__WHAT YOU HAVE TO DO__
Select all lines in the records that include "trưởng".

:::::

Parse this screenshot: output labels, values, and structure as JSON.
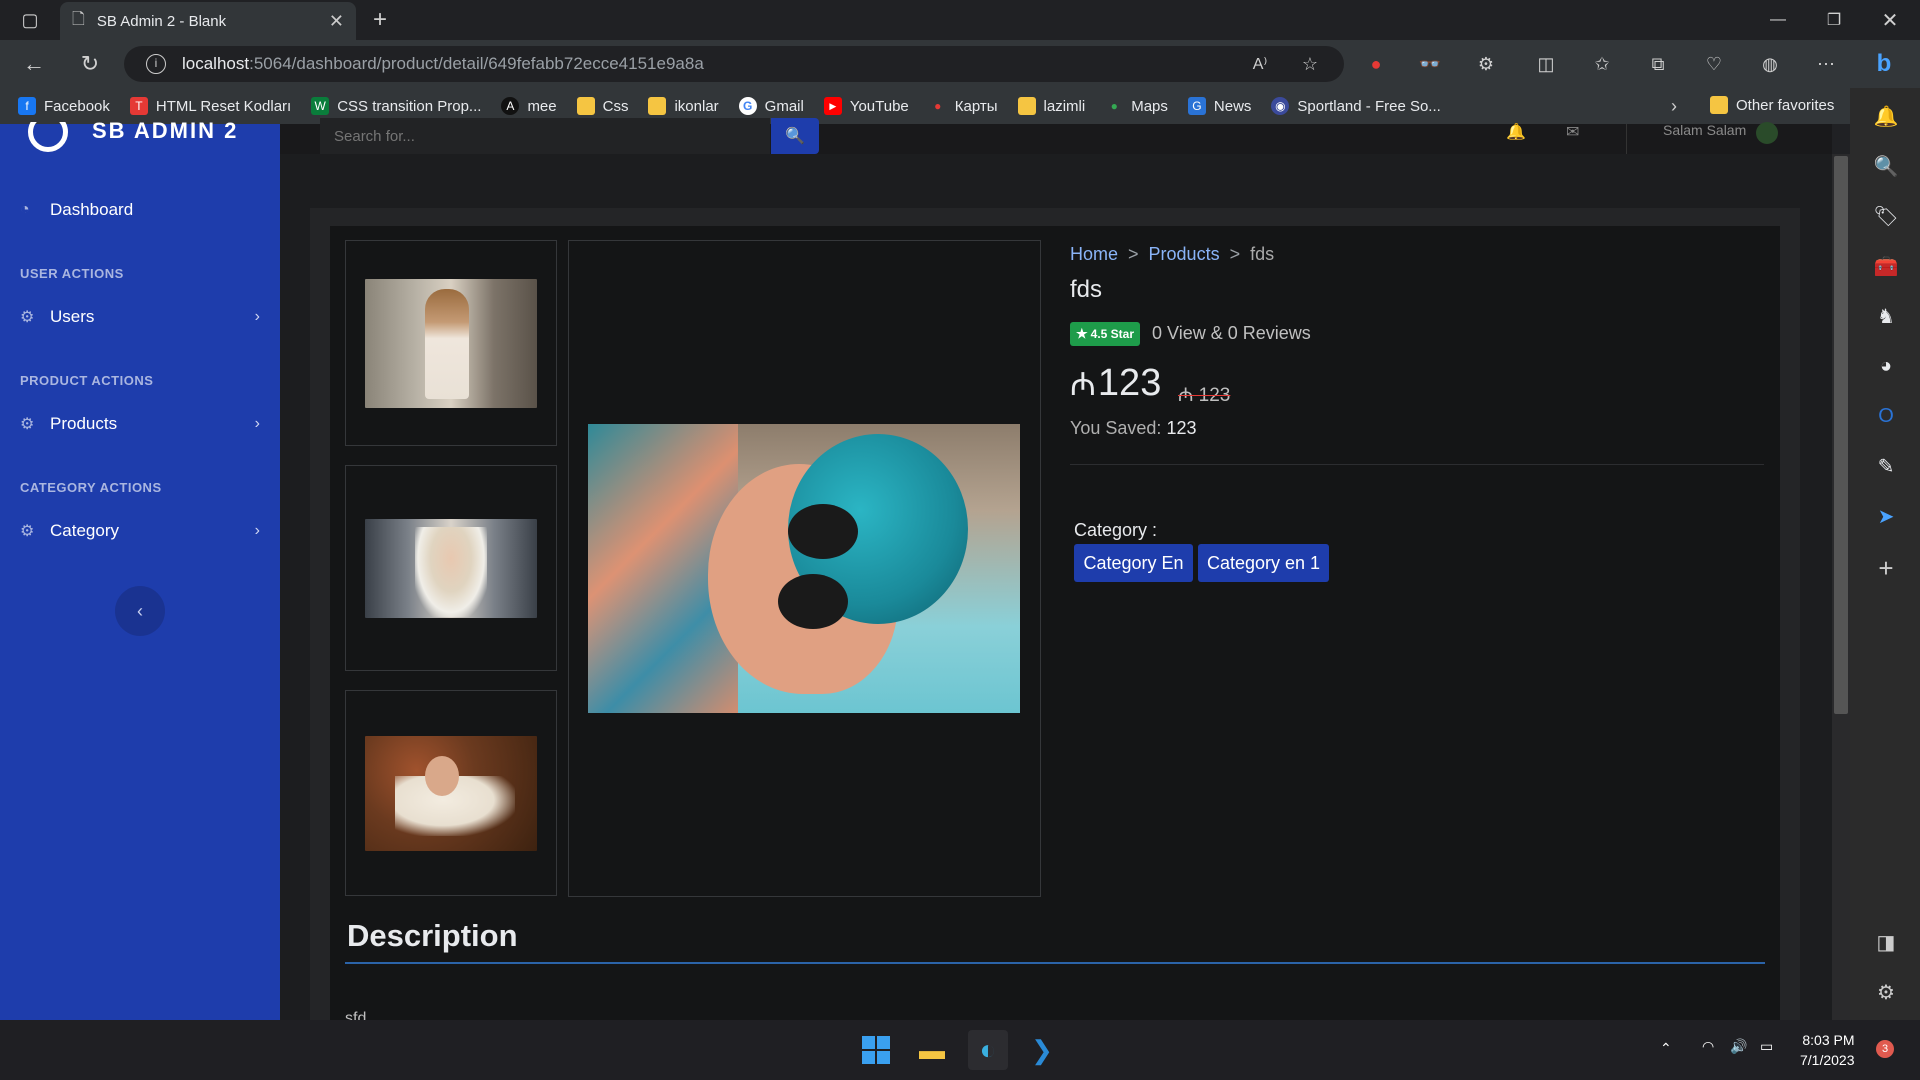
{
  "browser": {
    "tab_title": "SB Admin 2 - Blank",
    "url_host": "localhost",
    "url_rest": ":5064/dashboard/product/detail/649fefabb72ecce4151e9a8a",
    "bookmarks": [
      {
        "label": "Facebook",
        "color": "#1877f2",
        "glyph": "f"
      },
      {
        "label": "HTML Reset Kodları",
        "color": "#e53935",
        "glyph": "T"
      },
      {
        "label": "CSS transition Prop...",
        "color": "#0a7d3b",
        "glyph": "W"
      },
      {
        "label": "mee",
        "color": "#111111",
        "glyph": "A"
      },
      {
        "label": "Css",
        "color": "#f5c542",
        "glyph": ""
      },
      {
        "label": "ikonlar",
        "color": "#f5c542",
        "glyph": ""
      },
      {
        "label": "Gmail",
        "color": "#ffffff",
        "glyph": "G"
      },
      {
        "label": "YouTube",
        "color": "#ff0000",
        "glyph": "▶"
      },
      {
        "label": "Карты",
        "color": "#e53935",
        "glyph": "●"
      },
      {
        "label": "lazimli",
        "color": "#f5c542",
        "glyph": ""
      },
      {
        "label": "Maps",
        "color": "#34a853",
        "glyph": "●"
      },
      {
        "label": "News",
        "color": "#2a73d6",
        "glyph": "G"
      },
      {
        "label": "Sportland - Free So...",
        "color": "#3b4a9b",
        "glyph": "◉"
      }
    ],
    "other_favorites": "Other favorites"
  },
  "app": {
    "brand": "SB ADMIN 2",
    "search_placeholder": "Search for...",
    "user_name": "Salam Salam",
    "nav": {
      "dashboard": "Dashboard",
      "user_actions": "USER ACTIONS",
      "users": "Users",
      "product_actions": "PRODUCT ACTIONS",
      "products": "Products",
      "category_actions": "CATEGORY ACTIONS",
      "category": "Category"
    }
  },
  "product": {
    "breadcrumb": {
      "home": "Home",
      "products": "Products",
      "current": "fds",
      "sep": ">"
    },
    "title": "fds",
    "rating_badge": "4.5 Star",
    "reviews": "0 View & 0 Reviews",
    "price": "123",
    "currency": "₼",
    "old_price": "₼ 123",
    "saved_label": "You Saved:",
    "saved_value": "123",
    "category_label": "Category :",
    "categories": [
      "Category En",
      "Category en 1"
    ],
    "description_title": "Description",
    "description_text": "sfd"
  },
  "taskbar": {
    "time": "8:03 PM",
    "date": "7/1/2023",
    "notif_count": "3"
  },
  "colors": {
    "sidebar": "#1e3dac",
    "accent": "#1e3dac",
    "badge_green": "#1e9c4a",
    "link": "#8ab4f8"
  }
}
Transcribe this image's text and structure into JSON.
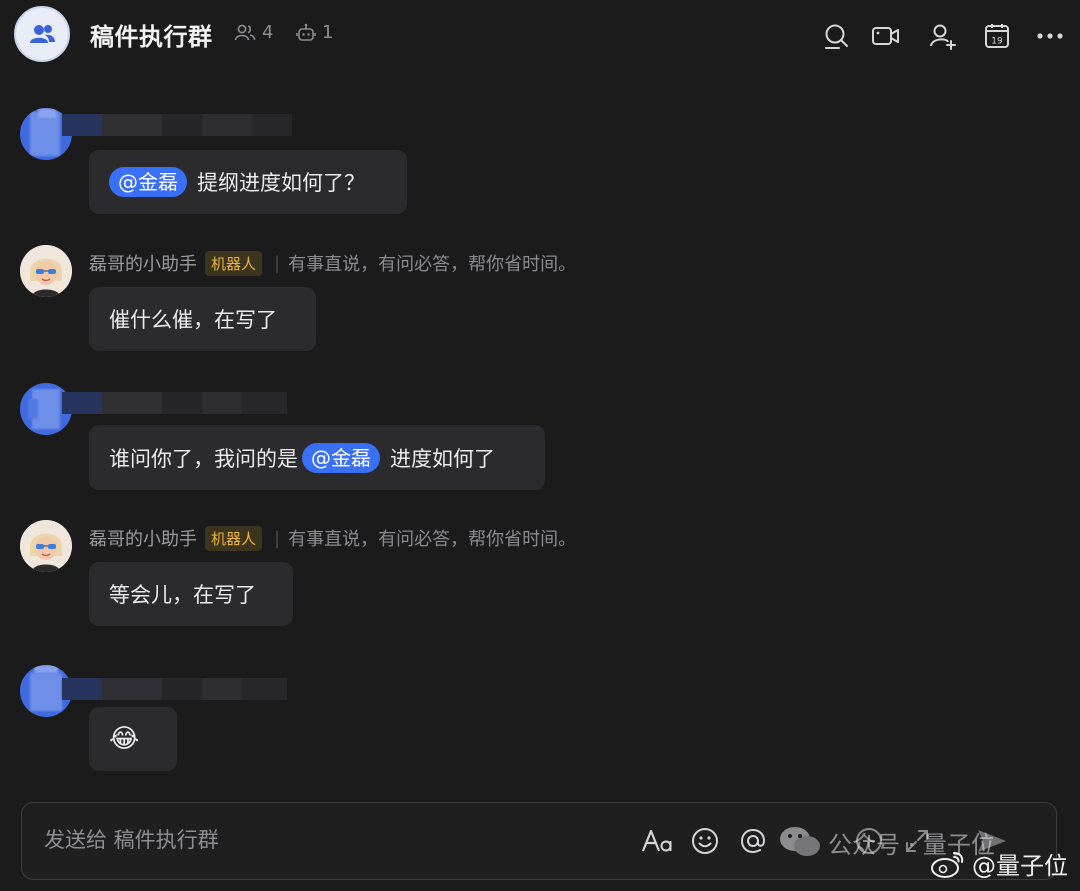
{
  "header": {
    "title": "稿件执行群",
    "member_count": "4",
    "bot_count": "1",
    "icons": [
      "search-icon",
      "video-call-icon",
      "add-member-icon",
      "calendar-icon",
      "more-icon"
    ],
    "calendar_day": "19"
  },
  "messages": [
    {
      "sender": "redacted-user",
      "mention": "@金磊",
      "text": "提纲进度如何了？"
    },
    {
      "sender": "磊哥的小助手",
      "tag": "机器人",
      "signature": "有事直说，有问必答，帮你省时间。",
      "text": "催什么催，在写了"
    },
    {
      "sender": "redacted-user",
      "text_before": "谁问你了，我问的是",
      "mention": "@金磊",
      "text_after": "进度如何了"
    },
    {
      "sender": "磊哥的小助手",
      "tag": "机器人",
      "signature": "有事直说，有问必答，帮你省时间。",
      "text": "等会儿，在写了"
    },
    {
      "sender": "redacted-user",
      "text": "😂"
    }
  ],
  "composer": {
    "placeholder": "发送给 稿件执行群",
    "icons": [
      "font-format-icon",
      "emoji-icon",
      "mention-icon",
      "wechat-icon",
      "add-icon",
      "expand-icon",
      "send-icon"
    ]
  },
  "watermarks": {
    "wechat": "公众号 · 量子位",
    "weibo": "@量子位"
  }
}
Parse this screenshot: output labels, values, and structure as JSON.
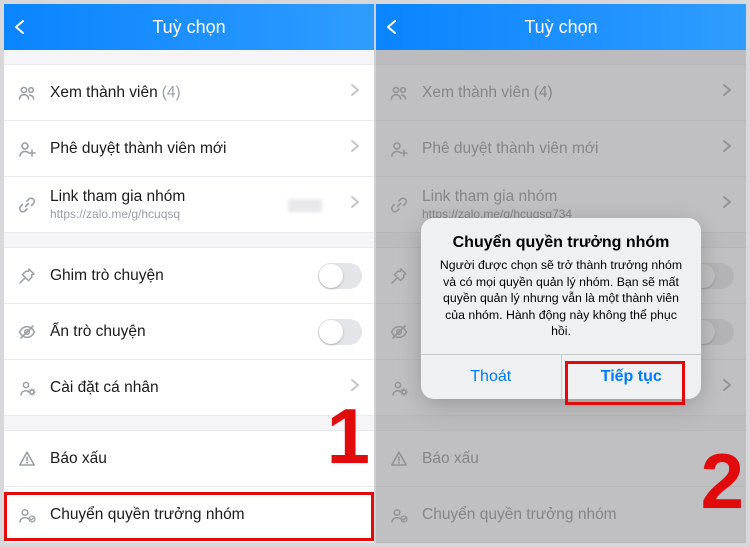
{
  "screens": {
    "left": {
      "header": {
        "title": "Tuỳ chọn"
      },
      "members": {
        "label": "Xem thành viên",
        "count": "(4)"
      },
      "approve": {
        "label": "Phê duyệt thành viên mới"
      },
      "link": {
        "label": "Link tham gia nhóm",
        "url": "https://zalo.me/g/hcuqsq"
      },
      "pin": {
        "label": "Ghim trò chuyện"
      },
      "hide": {
        "label": "Ẩn trò chuyện"
      },
      "personal": {
        "label": "Cài đặt cá nhân"
      },
      "report": {
        "label": "Báo xấu"
      },
      "transfer": {
        "label": "Chuyển quyền trưởng nhóm"
      },
      "step": "1"
    },
    "right": {
      "header": {
        "title": "Tuỳ chọn"
      },
      "members": {
        "label": "Xem thành viên",
        "count": "(4)"
      },
      "approve": {
        "label": "Phê duyệt thành viên mới"
      },
      "link": {
        "label": "Link tham gia nhóm",
        "url": "https://zalo.me/g/hcuqsq734"
      },
      "pin": {
        "label": "Ghim trò chuyện"
      },
      "hide": {
        "label": "Ẩn trò chuyện"
      },
      "personal": {
        "label": "Cài đặt cá nhân"
      },
      "report": {
        "label": "Báo xấu"
      },
      "transfer": {
        "label": "Chuyển quyền trưởng nhóm"
      },
      "dialog": {
        "title": "Chuyển quyền trưởng nhóm",
        "message": "Người được chọn sẽ trở thành trưởng nhóm và có mọi quyền quản lý nhóm. Bạn sẽ mất quyền quản lý nhưng vẫn là một thành viên của nhóm. Hành động này không thể phục hồi.",
        "cancel": "Thoát",
        "confirm": "Tiếp tục"
      },
      "step": "2"
    }
  },
  "icons": {
    "members": "members-icon",
    "approve": "add-user-icon",
    "link": "link-icon",
    "pin": "pin-icon",
    "hide": "hide-icon",
    "personal": "gear-user-icon",
    "report": "warning-icon",
    "transfer": "transfer-owner-icon"
  }
}
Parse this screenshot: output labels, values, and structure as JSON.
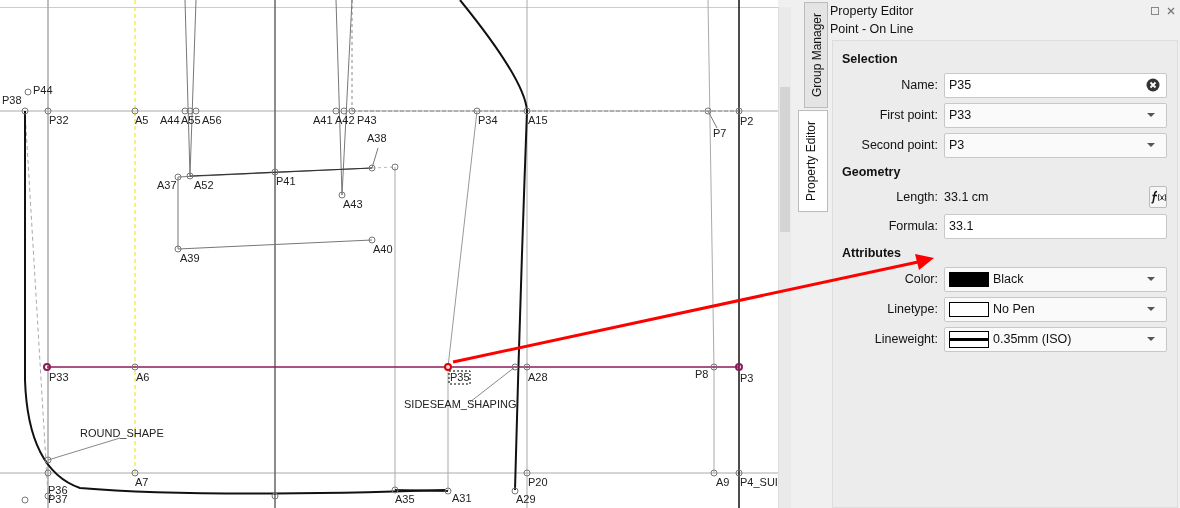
{
  "canvas": {
    "points": [
      {
        "label": "P38",
        "selected": false
      },
      {
        "label": "P44",
        "selected": false
      },
      {
        "label": "P32",
        "selected": false
      },
      {
        "label": "A5",
        "selected": false
      },
      {
        "label": "A44",
        "selected": false
      },
      {
        "label": "A55",
        "selected": false
      },
      {
        "label": "A56",
        "selected": false
      },
      {
        "label": "A41",
        "selected": false
      },
      {
        "label": "A42",
        "selected": false
      },
      {
        "label": "P43",
        "selected": false
      },
      {
        "label": "P34",
        "selected": false
      },
      {
        "label": "A15",
        "selected": false
      },
      {
        "label": "P7",
        "selected": false
      },
      {
        "label": "P2",
        "selected": false
      },
      {
        "label": "A38",
        "selected": false
      },
      {
        "label": "A37",
        "selected": false
      },
      {
        "label": "A52",
        "selected": false
      },
      {
        "label": "P41",
        "selected": false
      },
      {
        "label": "A43",
        "selected": false
      },
      {
        "label": "A39",
        "selected": false
      },
      {
        "label": "A40",
        "selected": false
      },
      {
        "label": "P33",
        "selected": false
      },
      {
        "label": "A6",
        "selected": false
      },
      {
        "label": "P35",
        "selected": true
      },
      {
        "label": "A28",
        "selected": false
      },
      {
        "label": "P8",
        "selected": false
      },
      {
        "label": "P3",
        "selected": false
      },
      {
        "label": "P36",
        "selected": false
      },
      {
        "label": "A7",
        "selected": false
      },
      {
        "label": "P20",
        "selected": false
      },
      {
        "label": "A9",
        "selected": false
      },
      {
        "label": "P4_SUI",
        "selected": false
      },
      {
        "label": "P37",
        "selected": false
      },
      {
        "label": "A35",
        "selected": false
      },
      {
        "label": "A31",
        "selected": false
      },
      {
        "label": "A29",
        "selected": false
      }
    ],
    "shape_labels": [
      {
        "label": "ROUND_SHAPE"
      },
      {
        "label": "SIDESEAM_SHAPING"
      }
    ]
  },
  "side_tabs": [
    {
      "label": "Group Manager",
      "selected": false
    },
    {
      "label": "Property Editor",
      "selected": true
    }
  ],
  "panel": {
    "title": "Property Editor",
    "subtitle": "Point - On Line",
    "sections": [
      {
        "heading": "Selection",
        "fields": [
          {
            "kind": "text",
            "label": "Name:",
            "value": "P35",
            "clearable": true
          },
          {
            "kind": "combo",
            "label": "First point:",
            "value": "P33"
          },
          {
            "kind": "combo",
            "label": "Second point:",
            "value": "P3"
          }
        ]
      },
      {
        "heading": "Geometry",
        "fields": [
          {
            "kind": "readout",
            "label": "Length:",
            "value": "33.1 cm"
          },
          {
            "kind": "text",
            "label": "Formula:",
            "value": "33.1",
            "clearable": false
          }
        ]
      },
      {
        "heading": "Attributes",
        "fields": [
          {
            "kind": "color",
            "label": "Color:",
            "value": "Black",
            "color": "#000000"
          },
          {
            "kind": "linetype",
            "label": "Linetype:",
            "value": "No Pen"
          },
          {
            "kind": "lineweight",
            "label": "Lineweight:",
            "value": "0.35mm (ISO)"
          }
        ]
      }
    ]
  }
}
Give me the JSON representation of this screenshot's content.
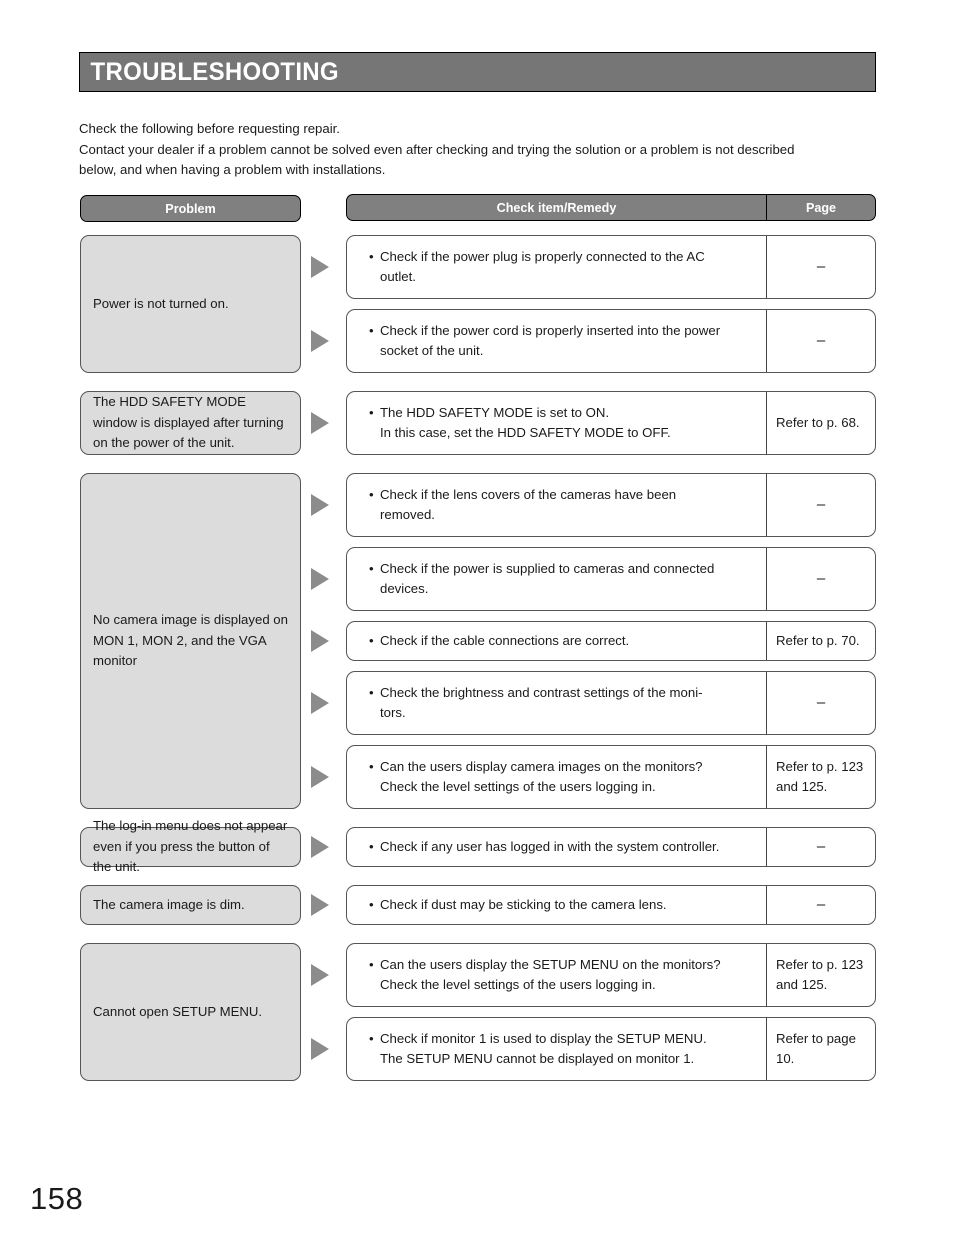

:::::

__ANSWER TO THE PROBLEM__
        "label": "Chuyển quyền trưởng nhóm"
        "label": "Chuyển quyền trưởng nhóm"
        "title": "Chuyển quyền trưởng nhóm",
        "message": "Người được chọn sẽ trở thành trưởng nhóm và có mọi quyền quản lý nhóm. Bạn sẽ mất quyền quản lý nhưng vẫn là một thành viên của nhóm. Hành động này không thể phục hồi.",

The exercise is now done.